• What is required: Locate and copy each line in the data that contains the word "Revenue".
.....
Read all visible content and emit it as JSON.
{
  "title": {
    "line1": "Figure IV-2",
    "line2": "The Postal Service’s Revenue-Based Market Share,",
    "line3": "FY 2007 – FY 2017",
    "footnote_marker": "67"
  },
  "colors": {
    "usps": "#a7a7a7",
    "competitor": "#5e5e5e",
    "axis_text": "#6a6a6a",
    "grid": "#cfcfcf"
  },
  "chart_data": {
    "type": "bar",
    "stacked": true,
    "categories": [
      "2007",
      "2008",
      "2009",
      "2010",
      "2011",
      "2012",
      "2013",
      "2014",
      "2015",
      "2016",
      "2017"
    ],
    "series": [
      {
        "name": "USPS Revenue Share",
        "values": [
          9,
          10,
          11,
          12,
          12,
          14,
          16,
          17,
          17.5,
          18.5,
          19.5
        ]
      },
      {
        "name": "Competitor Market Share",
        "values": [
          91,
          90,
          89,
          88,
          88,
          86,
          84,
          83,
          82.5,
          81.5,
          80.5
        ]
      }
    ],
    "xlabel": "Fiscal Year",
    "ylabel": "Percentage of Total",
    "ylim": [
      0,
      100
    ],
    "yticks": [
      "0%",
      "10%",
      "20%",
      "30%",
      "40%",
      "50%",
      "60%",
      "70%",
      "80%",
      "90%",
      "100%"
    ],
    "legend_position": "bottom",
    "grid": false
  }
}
.....
• Finished exercise:
    "line2": "The Postal Service’s Revenue-Based Market Share,",
        "name": "USPS Revenue Share",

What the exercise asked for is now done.